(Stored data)

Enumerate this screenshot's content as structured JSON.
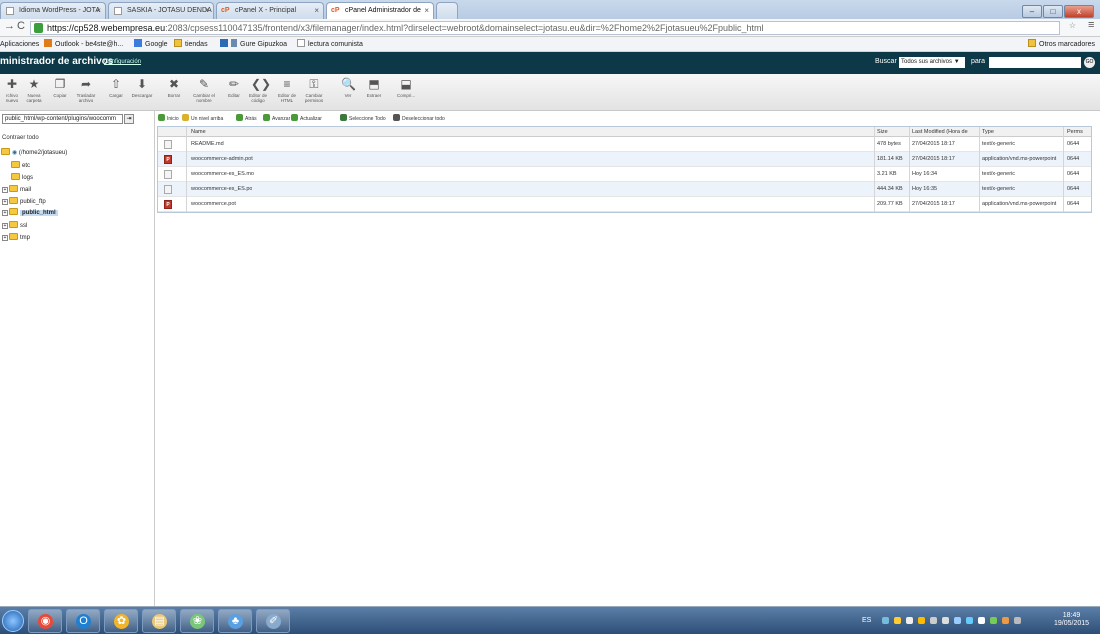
{
  "browser": {
    "tabs": [
      {
        "label": "Idioma WordPress - JOTA",
        "active": false
      },
      {
        "label": "SASKIA - JOTASU DENDA",
        "active": false
      },
      {
        "label": "cPanel X - Principal",
        "active": false
      },
      {
        "label": "cPanel Administrador de",
        "active": true
      }
    ],
    "tab_close": "×",
    "cp_mark": "cP",
    "url_host": "https://cp528.webempresa.eu",
    "url_rest": ":2083/cpsess110047135/frontend/x3/filemanager/index.html?dirselect=webroot&domainselect=jotasu.eu&dir=%2Fhome2%2Fjotasueu%2Fpublic_html",
    "bookmarks": [
      {
        "label": "Aplicaciones",
        "icon": "apps-icon"
      },
      {
        "label": "Outlook - be4ste@h...",
        "icon": "outlook-icon"
      },
      {
        "label": "Google",
        "icon": "google-icon"
      },
      {
        "label": "tiendas",
        "icon": "folder-icon"
      },
      {
        "label": "Gure Gipuzkoa",
        "icon": "gipuzkoa-icon"
      },
      {
        "label": "lectura comunista",
        "icon": "page-icon"
      }
    ],
    "other_bookmarks": "Otros marcadores",
    "colors": {
      "tab_bg": "#c9d9ec",
      "accent": "#0d3847"
    }
  },
  "cpanel": {
    "title": "ministrador de archivos",
    "config_link": "Configuración",
    "search_label": "Buscar",
    "search_scope": "Todos sus archivos",
    "search_for": "para",
    "search_go": "GO"
  },
  "toolbar": [
    {
      "label": "rchivo nuevo",
      "icon": "new-file-icon"
    },
    {
      "label": "Nueva carpeta",
      "icon": "new-folder-icon"
    },
    {
      "label": "Copiar",
      "icon": "copy-icon"
    },
    {
      "label": "Trasladar archivo",
      "icon": "move-icon"
    },
    {
      "label": "Cargar",
      "icon": "upload-icon"
    },
    {
      "label": "Descargar",
      "icon": "download-icon"
    },
    {
      "label": "Borrar",
      "icon": "delete-icon"
    },
    {
      "label": "Cambiar el nombre",
      "icon": "rename-icon"
    },
    {
      "label": "Editar",
      "icon": "edit-icon"
    },
    {
      "label": "Editor de código",
      "icon": "code-editor-icon"
    },
    {
      "label": "Editor de HTML",
      "icon": "html-editor-icon"
    },
    {
      "label": "Cambiar permisos",
      "icon": "permissions-icon"
    },
    {
      "label": "Ver",
      "icon": "view-icon"
    },
    {
      "label": "Extraer",
      "icon": "extract-icon"
    },
    {
      "label": "Compri...",
      "icon": "compress-icon"
    }
  ],
  "sidebar": {
    "path_value": "public_html/wp-content/plugins/woocomm",
    "collapse_all": "Contraer todo",
    "root": "(/home2/jotasueu)",
    "items": [
      {
        "label": "etc",
        "expander": false,
        "selected": false
      },
      {
        "label": "logs",
        "expander": false,
        "selected": false
      },
      {
        "label": "mail",
        "expander": true,
        "selected": false
      },
      {
        "label": "public_ftp",
        "expander": true,
        "selected": false
      },
      {
        "label": "public_html",
        "expander": true,
        "selected": true
      },
      {
        "label": "ssl",
        "expander": true,
        "selected": false
      },
      {
        "label": "tmp",
        "expander": true,
        "selected": false
      }
    ]
  },
  "actions": [
    {
      "label": "Inicio",
      "icon": "home-icon",
      "color": "#4a9a3a"
    },
    {
      "label": "Un nivel arriba",
      "icon": "level-up-icon",
      "color": "#d9b12a"
    },
    {
      "label": "Atrás",
      "icon": "back-arrow-icon",
      "color": "#4a9a3a"
    },
    {
      "label": "Avanzar",
      "icon": "forward-arrow-icon",
      "color": "#4a9a3a"
    },
    {
      "label": "Actualizar",
      "icon": "refresh-icon",
      "color": "#4a9a3a"
    },
    {
      "label": "Seleccione Todo",
      "icon": "select-all-icon",
      "color": "#3a7a3a"
    },
    {
      "label": "Deseleccionar todo",
      "icon": "deselect-all-icon",
      "color": "#555555"
    }
  ],
  "table": {
    "headers": [
      "Name",
      "Size",
      "Last Modified (Hora de",
      "Type",
      "Perms"
    ],
    "rows": [
      {
        "name": "README.md",
        "size": "478 bytes",
        "modified": "27/04/2015 18:17",
        "type": "text/x-generic",
        "perms": "0644",
        "icon": "text-file-icon"
      },
      {
        "name": "woocommerce-admin.pot",
        "size": "181.14 KB",
        "modified": "27/04/2015 18:17",
        "type": "application/vnd.ms-powerpoint",
        "perms": "0644",
        "icon": "powerpoint-file-icon"
      },
      {
        "name": "woocommerce-es_ES.mo",
        "size": "3.21 KB",
        "modified": "Hoy 16:34",
        "type": "text/x-generic",
        "perms": "0644",
        "icon": "text-file-icon"
      },
      {
        "name": "woocommerce-es_ES.po",
        "size": "444.34 KB",
        "modified": "Hoy 16:35",
        "type": "text/x-generic",
        "perms": "0644",
        "icon": "text-file-icon"
      },
      {
        "name": "woocommerce.pot",
        "size": "209.77 KB",
        "modified": "27/04/2015 18:17",
        "type": "application/vnd.ms-powerpoint",
        "perms": "0644",
        "icon": "powerpoint-file-icon"
      }
    ]
  },
  "taskbar": {
    "apps": [
      "windows-start-icon",
      "chrome-icon",
      "outlook-icon",
      "media-player-icon",
      "file-explorer-icon",
      "photos-icon",
      "paint-icon",
      "misc-app-icon"
    ],
    "language": "ES",
    "time": "18:49",
    "date": "19/05/2015"
  }
}
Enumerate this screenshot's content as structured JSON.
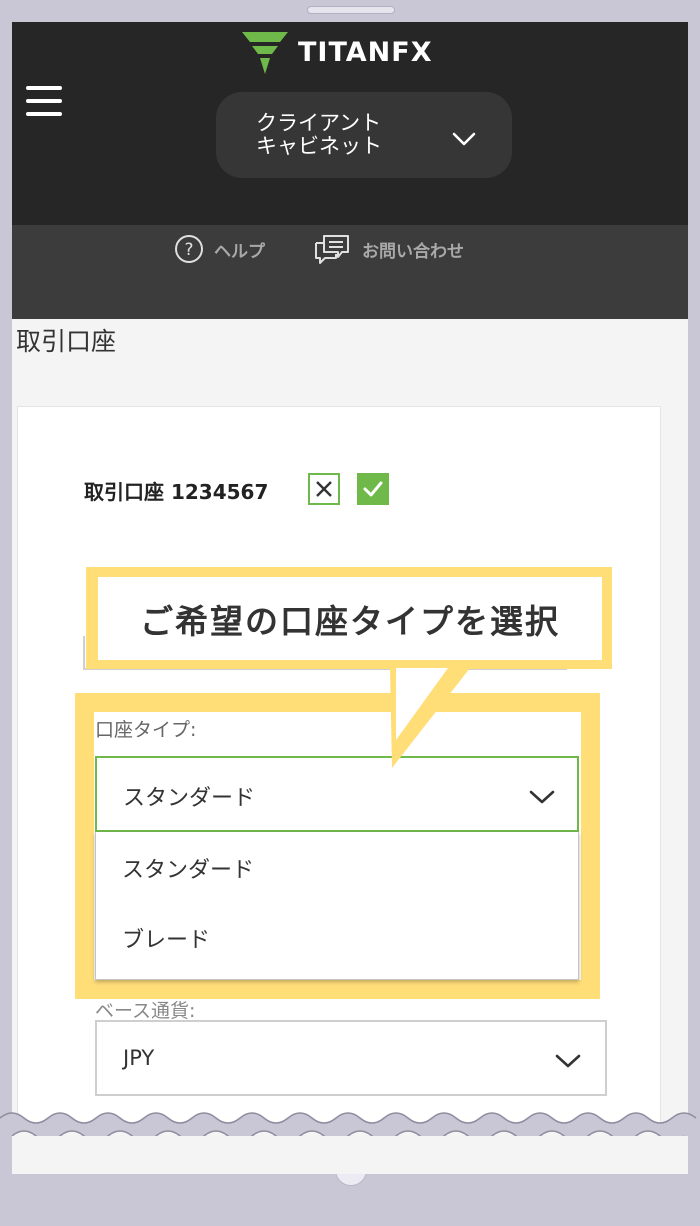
{
  "header": {
    "logo_text": "TITANFX",
    "cabinet_label": "クライアント\nキャビネット"
  },
  "subnav": {
    "help_label": "ヘルプ",
    "contact_label": "お問い合わせ"
  },
  "page": {
    "title": "取引口座"
  },
  "account": {
    "heading": "取引口座 1234567"
  },
  "callout": {
    "text": "ご希望の口座タイプを選択"
  },
  "form": {
    "account_type_label": "口座タイプ:",
    "account_type_value": "スタンダード",
    "account_type_options": [
      "スタンダード",
      "ブレード"
    ],
    "base_currency_label": "ベース通貨:",
    "base_currency_value": "JPY"
  },
  "colors": {
    "header_bg": "#262626",
    "subnav_bg": "#3c3c3c",
    "accent_green": "#6fb84a",
    "highlight_yellow": "#ffde78"
  }
}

> _Problem to solve_: Copy out all the records exactly, excluding pictures.

> _Expected answer_:
Enumerate this screenshot's content as structured JSON.
{
  "browser": {
    "tabs": [
      {
        "label": "Idioma WordPress - JOTA",
        "active": false
      },
      {
        "label": "SASKIA - JOTASU DENDA",
        "active": false
      },
      {
        "label": "cPanel X - Principal",
        "active": false
      },
      {
        "label": "cPanel Administrador de",
        "active": true
      }
    ],
    "tab_close": "×",
    "cp_mark": "cP",
    "url_host": "https://cp528.webempresa.eu",
    "url_rest": ":2083/cpsess110047135/frontend/x3/filemanager/index.html?dirselect=webroot&domainselect=jotasu.eu&dir=%2Fhome2%2Fjotasueu%2Fpublic_html",
    "bookmarks": [
      {
        "label": "Aplicaciones",
        "icon": "apps-icon"
      },
      {
        "label": "Outlook - be4ste@h...",
        "icon": "outlook-icon"
      },
      {
        "label": "Google",
        "icon": "google-icon"
      },
      {
        "label": "tiendas",
        "icon": "folder-icon"
      },
      {
        "label": "Gure Gipuzkoa",
        "icon": "gipuzkoa-icon"
      },
      {
        "label": "lectura comunista",
        "icon": "page-icon"
      }
    ],
    "other_bookmarks": "Otros marcadores",
    "colors": {
      "tab_bg": "#c9d9ec",
      "accent": "#0d3847"
    }
  },
  "cpanel": {
    "title": "ministrador de archivos",
    "config_link": "Configuración",
    "search_label": "Buscar",
    "search_scope": "Todos sus archivos",
    "search_for": "para",
    "search_go": "GO"
  },
  "toolbar": [
    {
      "label": "rchivo nuevo",
      "icon": "new-file-icon"
    },
    {
      "label": "Nueva carpeta",
      "icon": "new-folder-icon"
    },
    {
      "label": "Copiar",
      "icon": "copy-icon"
    },
    {
      "label": "Trasladar archivo",
      "icon": "move-icon"
    },
    {
      "label": "Cargar",
      "icon": "upload-icon"
    },
    {
      "label": "Descargar",
      "icon": "download-icon"
    },
    {
      "label": "Borrar",
      "icon": "delete-icon"
    },
    {
      "label": "Cambiar el nombre",
      "icon": "rename-icon"
    },
    {
      "label": "Editar",
      "icon": "edit-icon"
    },
    {
      "label": "Editor de código",
      "icon": "code-editor-icon"
    },
    {
      "label": "Editor de HTML",
      "icon": "html-editor-icon"
    },
    {
      "label": "Cambiar permisos",
      "icon": "permissions-icon"
    },
    {
      "label": "Ver",
      "icon": "view-icon"
    },
    {
      "label": "Extraer",
      "icon": "extract-icon"
    },
    {
      "label": "Compri...",
      "icon": "compress-icon"
    }
  ],
  "sidebar": {
    "path_value": "public_html/wp-content/plugins/woocomm",
    "collapse_all": "Contraer todo",
    "root": "(/home2/jotasueu)",
    "items": [
      {
        "label": "etc",
        "expander": false,
        "selected": false
      },
      {
        "label": "logs",
        "expander": false,
        "selected": false
      },
      {
        "label": "mail",
        "expander": true,
        "selected": false
      },
      {
        "label": "public_ftp",
        "expander": true,
        "selected": false
      },
      {
        "label": "public_html",
        "expander": true,
        "selected": true
      },
      {
        "label": "ssl",
        "expander": true,
        "selected": false
      },
      {
        "label": "tmp",
        "expander": true,
        "selected": false
      }
    ]
  },
  "actions": [
    {
      "label": "Inicio",
      "icon": "home-icon",
      "color": "#4a9a3a"
    },
    {
      "label": "Un nivel arriba",
      "icon": "level-up-icon",
      "color": "#d9b12a"
    },
    {
      "label": "Atrás",
      "icon": "back-arrow-icon",
      "color": "#4a9a3a"
    },
    {
      "label": "Avanzar",
      "icon": "forward-arrow-icon",
      "color": "#4a9a3a"
    },
    {
      "label": "Actualizar",
      "icon": "refresh-icon",
      "color": "#4a9a3a"
    },
    {
      "label": "Seleccione Todo",
      "icon": "select-all-icon",
      "color": "#3a7a3a"
    },
    {
      "label": "Deseleccionar todo",
      "icon": "deselect-all-icon",
      "color": "#555555"
    }
  ],
  "table": {
    "headers": [
      "Name",
      "Size",
      "Last Modified (Hora de",
      "Type",
      "Perms"
    ],
    "rows": [
      {
        "name": "README.md",
        "size": "478 bytes",
        "modified": "27/04/2015 18:17",
        "type": "text/x-generic",
        "perms": "0644",
        "icon": "text-file-icon"
      },
      {
        "name": "woocommerce-admin.pot",
        "size": "181.14 KB",
        "modified": "27/04/2015 18:17",
        "type": "application/vnd.ms-powerpoint",
        "perms": "0644",
        "icon": "powerpoint-file-icon"
      },
      {
        "name": "woocommerce-es_ES.mo",
        "size": "3.21 KB",
        "modified": "Hoy 16:34",
        "type": "text/x-generic",
        "perms": "0644",
        "icon": "text-file-icon"
      },
      {
        "name": "woocommerce-es_ES.po",
        "size": "444.34 KB",
        "modified": "Hoy 16:35",
        "type": "text/x-generic",
        "perms": "0644",
        "icon": "text-file-icon"
      },
      {
        "name": "woocommerce.pot",
        "size": "209.77 KB",
        "modified": "27/04/2015 18:17",
        "type": "application/vnd.ms-powerpoint",
        "perms": "0644",
        "icon": "powerpoint-file-icon"
      }
    ]
  },
  "taskbar": {
    "apps": [
      "windows-start-icon",
      "chrome-icon",
      "outlook-icon",
      "media-player-icon",
      "file-explorer-icon",
      "photos-icon",
      "paint-icon",
      "misc-app-icon"
    ],
    "language": "ES",
    "time": "18:49",
    "date": "19/05/2015"
  }
}
Enumerate this screenshot's content as structured JSON.
{
  "header": {
    "logo_text": "TITANFX",
    "cabinet_label": "クライアント\nキャビネット"
  },
  "subnav": {
    "help_label": "ヘルプ",
    "contact_label": "お問い合わせ"
  },
  "page": {
    "title": "取引口座"
  },
  "account": {
    "heading": "取引口座 1234567"
  },
  "callout": {
    "text": "ご希望の口座タイプを選択"
  },
  "form": {
    "account_type_label": "口座タイプ:",
    "account_type_value": "スタンダード",
    "account_type_options": [
      "スタンダード",
      "ブレード"
    ],
    "base_currency_label": "ベース通貨:",
    "base_currency_value": "JPY"
  },
  "colors": {
    "header_bg": "#262626",
    "subnav_bg": "#3c3c3c",
    "accent_green": "#6fb84a",
    "highlight_yellow": "#ffde78"
  }
}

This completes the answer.